(TASK PROMPT): From the listing below, extract each line containing the string "this".

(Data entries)

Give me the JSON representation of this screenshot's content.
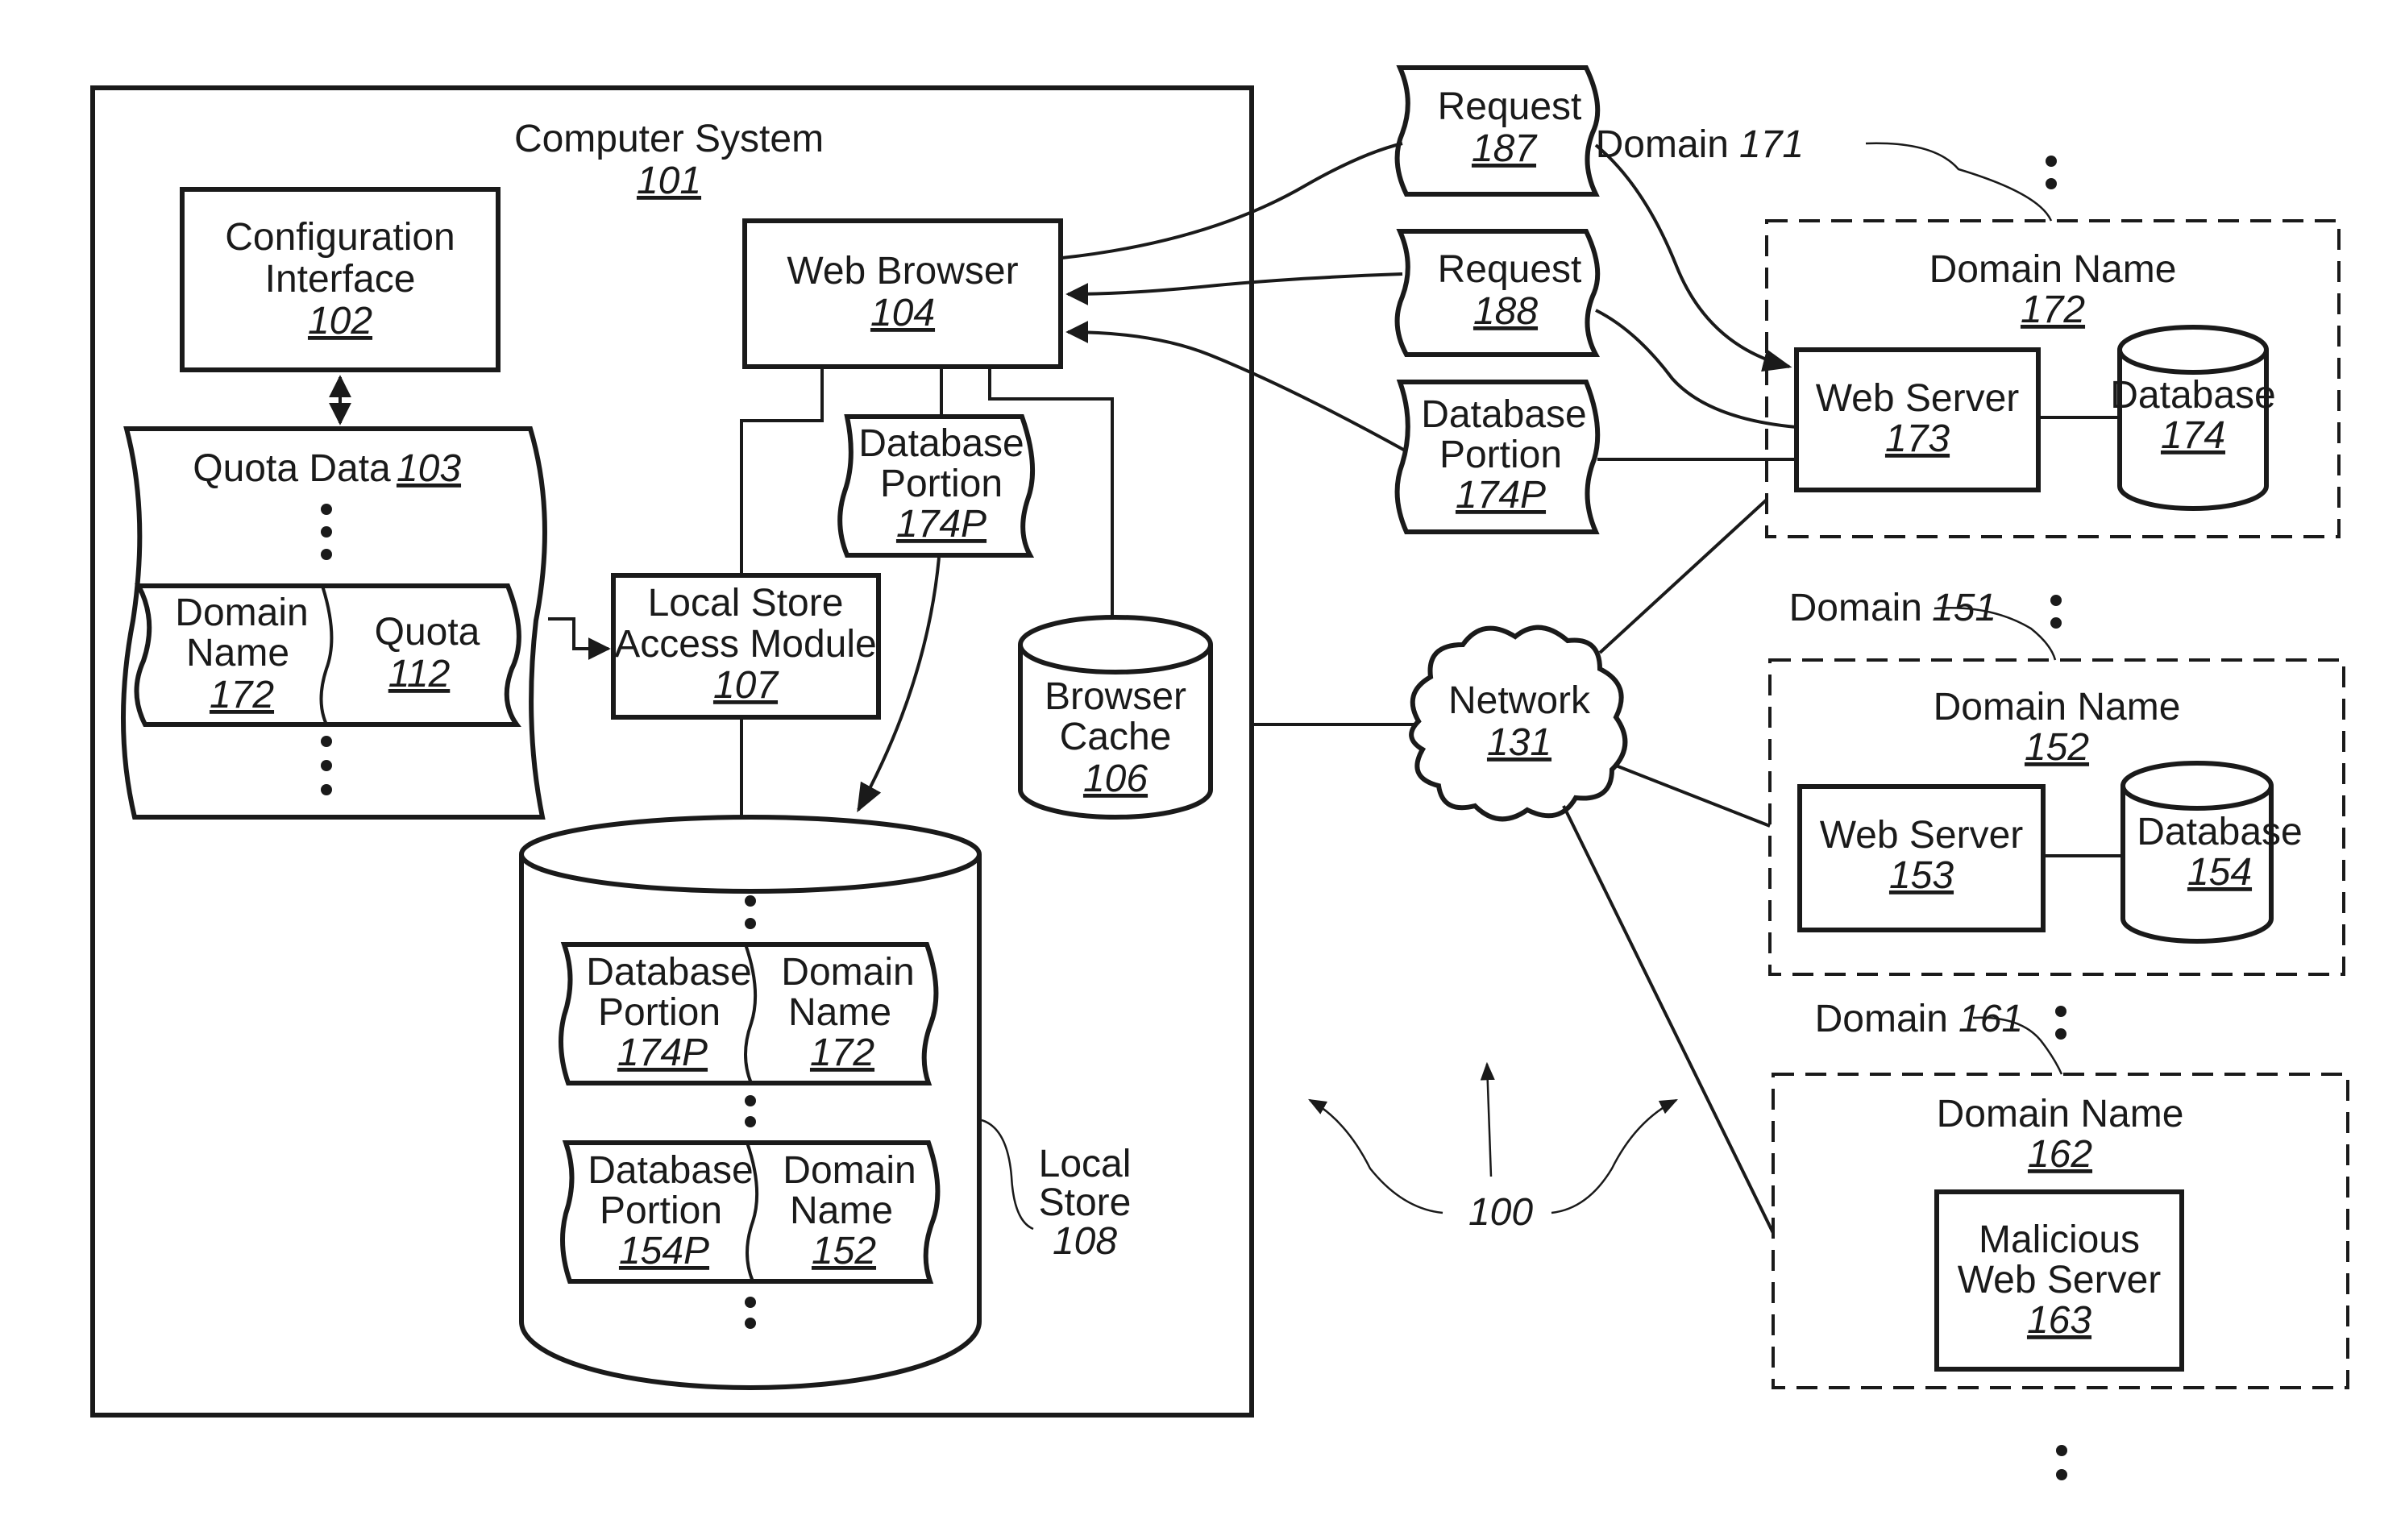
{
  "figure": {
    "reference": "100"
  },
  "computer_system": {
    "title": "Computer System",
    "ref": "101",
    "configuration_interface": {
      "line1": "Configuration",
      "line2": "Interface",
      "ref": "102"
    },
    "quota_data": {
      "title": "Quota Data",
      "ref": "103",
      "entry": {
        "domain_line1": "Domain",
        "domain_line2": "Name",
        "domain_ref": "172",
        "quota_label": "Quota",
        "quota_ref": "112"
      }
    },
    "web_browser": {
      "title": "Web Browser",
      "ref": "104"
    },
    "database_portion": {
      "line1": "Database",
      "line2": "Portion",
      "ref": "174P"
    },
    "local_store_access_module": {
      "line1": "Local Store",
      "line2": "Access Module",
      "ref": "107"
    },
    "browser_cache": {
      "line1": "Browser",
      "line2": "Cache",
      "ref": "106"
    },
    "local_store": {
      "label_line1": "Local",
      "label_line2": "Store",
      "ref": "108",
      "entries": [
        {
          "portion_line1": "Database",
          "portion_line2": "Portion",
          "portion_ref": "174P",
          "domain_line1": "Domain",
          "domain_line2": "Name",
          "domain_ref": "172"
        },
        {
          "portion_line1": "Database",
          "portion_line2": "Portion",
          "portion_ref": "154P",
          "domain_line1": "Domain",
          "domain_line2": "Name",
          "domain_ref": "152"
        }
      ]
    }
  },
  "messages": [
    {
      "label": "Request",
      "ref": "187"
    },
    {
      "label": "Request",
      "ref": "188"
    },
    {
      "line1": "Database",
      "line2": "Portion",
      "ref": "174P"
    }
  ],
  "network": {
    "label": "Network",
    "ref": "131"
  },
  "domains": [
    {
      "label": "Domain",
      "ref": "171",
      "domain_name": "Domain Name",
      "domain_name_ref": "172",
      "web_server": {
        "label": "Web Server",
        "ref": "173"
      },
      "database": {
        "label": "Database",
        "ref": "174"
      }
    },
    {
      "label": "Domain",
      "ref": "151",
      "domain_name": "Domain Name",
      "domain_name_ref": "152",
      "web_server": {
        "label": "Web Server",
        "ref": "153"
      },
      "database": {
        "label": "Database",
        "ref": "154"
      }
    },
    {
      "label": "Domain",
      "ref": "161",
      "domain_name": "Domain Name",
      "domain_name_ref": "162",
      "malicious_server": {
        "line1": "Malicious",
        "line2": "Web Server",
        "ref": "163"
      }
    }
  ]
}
==
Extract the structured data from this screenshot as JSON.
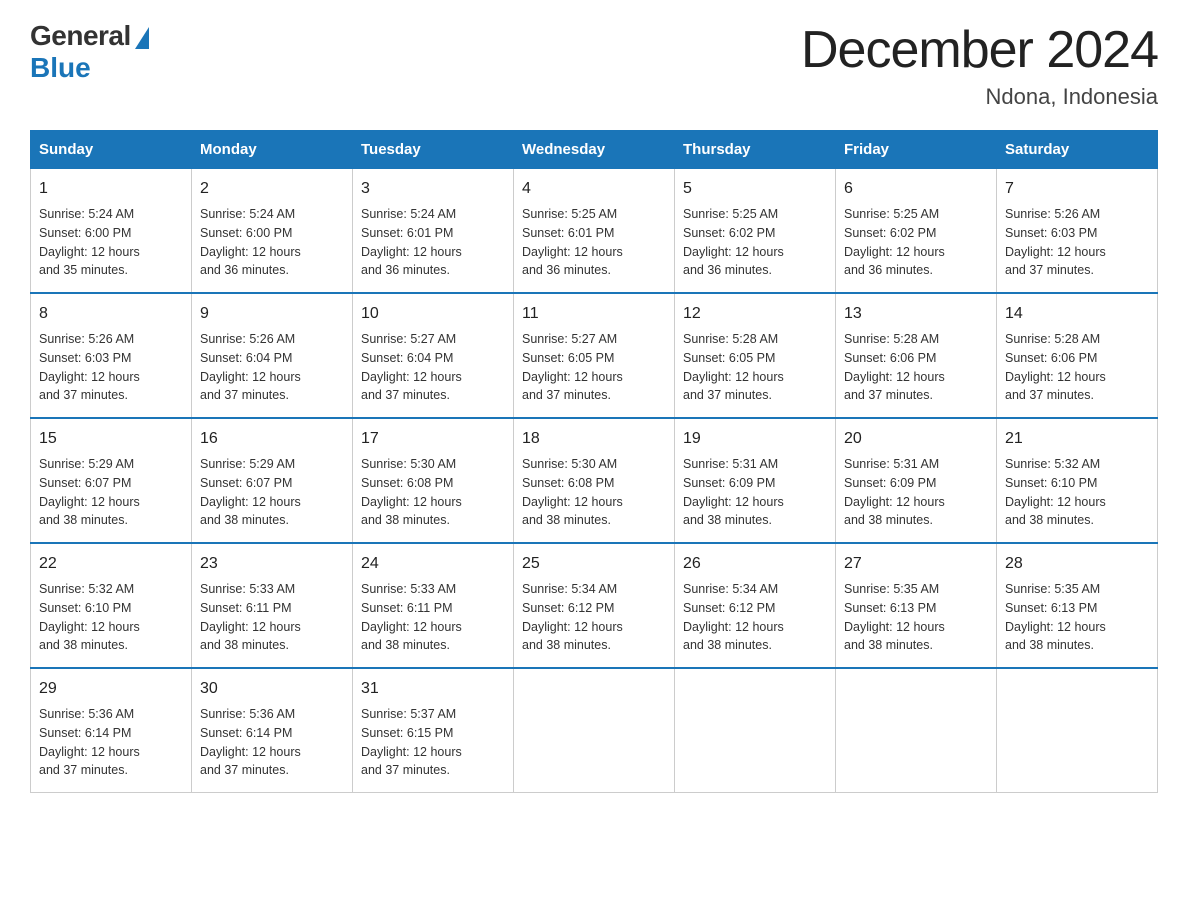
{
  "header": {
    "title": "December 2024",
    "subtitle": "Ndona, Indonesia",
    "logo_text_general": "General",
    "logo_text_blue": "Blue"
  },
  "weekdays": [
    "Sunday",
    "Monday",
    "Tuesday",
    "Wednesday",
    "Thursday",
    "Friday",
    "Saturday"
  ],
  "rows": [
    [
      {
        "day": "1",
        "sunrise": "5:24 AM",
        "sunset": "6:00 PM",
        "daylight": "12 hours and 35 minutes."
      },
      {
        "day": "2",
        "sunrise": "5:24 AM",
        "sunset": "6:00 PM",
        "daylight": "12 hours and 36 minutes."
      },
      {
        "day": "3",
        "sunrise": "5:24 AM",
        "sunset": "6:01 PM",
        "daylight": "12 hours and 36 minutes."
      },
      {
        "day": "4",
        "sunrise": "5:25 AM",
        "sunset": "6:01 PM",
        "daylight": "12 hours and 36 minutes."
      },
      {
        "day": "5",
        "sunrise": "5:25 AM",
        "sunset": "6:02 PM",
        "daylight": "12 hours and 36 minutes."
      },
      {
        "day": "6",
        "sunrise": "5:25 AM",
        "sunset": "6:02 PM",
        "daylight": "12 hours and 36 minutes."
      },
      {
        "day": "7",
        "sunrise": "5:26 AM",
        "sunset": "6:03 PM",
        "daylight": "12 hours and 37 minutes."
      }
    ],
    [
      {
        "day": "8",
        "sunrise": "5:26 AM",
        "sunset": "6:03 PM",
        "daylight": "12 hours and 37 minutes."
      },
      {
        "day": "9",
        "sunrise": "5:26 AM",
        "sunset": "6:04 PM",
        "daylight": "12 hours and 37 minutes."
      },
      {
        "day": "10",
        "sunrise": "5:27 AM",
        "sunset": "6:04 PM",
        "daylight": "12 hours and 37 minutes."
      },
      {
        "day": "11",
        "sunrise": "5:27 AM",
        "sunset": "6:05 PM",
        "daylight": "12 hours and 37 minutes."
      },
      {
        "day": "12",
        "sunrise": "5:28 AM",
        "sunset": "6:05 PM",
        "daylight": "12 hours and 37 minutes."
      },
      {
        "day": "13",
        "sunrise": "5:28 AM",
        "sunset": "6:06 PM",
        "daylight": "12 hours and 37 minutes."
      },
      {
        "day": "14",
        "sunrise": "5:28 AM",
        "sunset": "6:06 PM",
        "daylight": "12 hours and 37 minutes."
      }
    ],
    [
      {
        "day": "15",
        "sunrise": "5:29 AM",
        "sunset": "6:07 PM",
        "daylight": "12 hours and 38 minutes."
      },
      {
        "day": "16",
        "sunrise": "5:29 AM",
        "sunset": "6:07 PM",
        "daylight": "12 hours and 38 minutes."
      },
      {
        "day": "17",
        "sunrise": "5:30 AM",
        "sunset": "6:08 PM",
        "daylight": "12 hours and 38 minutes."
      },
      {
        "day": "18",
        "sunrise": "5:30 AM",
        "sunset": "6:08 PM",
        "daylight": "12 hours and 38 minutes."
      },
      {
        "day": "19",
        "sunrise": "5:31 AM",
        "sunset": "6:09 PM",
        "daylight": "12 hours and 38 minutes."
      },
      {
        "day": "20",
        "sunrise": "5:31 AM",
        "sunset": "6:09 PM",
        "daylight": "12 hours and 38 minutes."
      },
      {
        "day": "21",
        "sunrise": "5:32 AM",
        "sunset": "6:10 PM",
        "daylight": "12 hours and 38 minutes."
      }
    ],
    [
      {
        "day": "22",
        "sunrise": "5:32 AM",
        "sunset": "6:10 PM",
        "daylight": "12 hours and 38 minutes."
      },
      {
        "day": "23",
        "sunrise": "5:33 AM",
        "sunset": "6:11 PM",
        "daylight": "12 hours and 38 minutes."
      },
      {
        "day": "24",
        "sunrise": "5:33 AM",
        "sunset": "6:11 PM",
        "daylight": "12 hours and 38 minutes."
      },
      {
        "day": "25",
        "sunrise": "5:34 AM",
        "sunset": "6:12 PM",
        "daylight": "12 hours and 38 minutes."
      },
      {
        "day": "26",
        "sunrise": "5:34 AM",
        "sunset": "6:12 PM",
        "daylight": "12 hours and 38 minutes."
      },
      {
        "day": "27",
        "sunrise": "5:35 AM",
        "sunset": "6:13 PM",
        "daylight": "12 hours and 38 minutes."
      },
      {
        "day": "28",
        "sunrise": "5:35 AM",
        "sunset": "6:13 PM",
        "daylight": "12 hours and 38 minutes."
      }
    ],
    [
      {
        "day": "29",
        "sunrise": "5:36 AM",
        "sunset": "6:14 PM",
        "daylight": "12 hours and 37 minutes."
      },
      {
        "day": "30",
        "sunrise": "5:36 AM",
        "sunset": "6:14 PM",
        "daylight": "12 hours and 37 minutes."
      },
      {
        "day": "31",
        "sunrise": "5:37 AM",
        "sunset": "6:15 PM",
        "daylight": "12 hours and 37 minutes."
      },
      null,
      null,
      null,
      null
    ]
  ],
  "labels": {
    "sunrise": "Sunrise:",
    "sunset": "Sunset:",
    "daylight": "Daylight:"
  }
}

(WRITTEN ANSWER):
Give me the JSON representation of this screenshot's content.
Extract the structured data from this screenshot as JSON.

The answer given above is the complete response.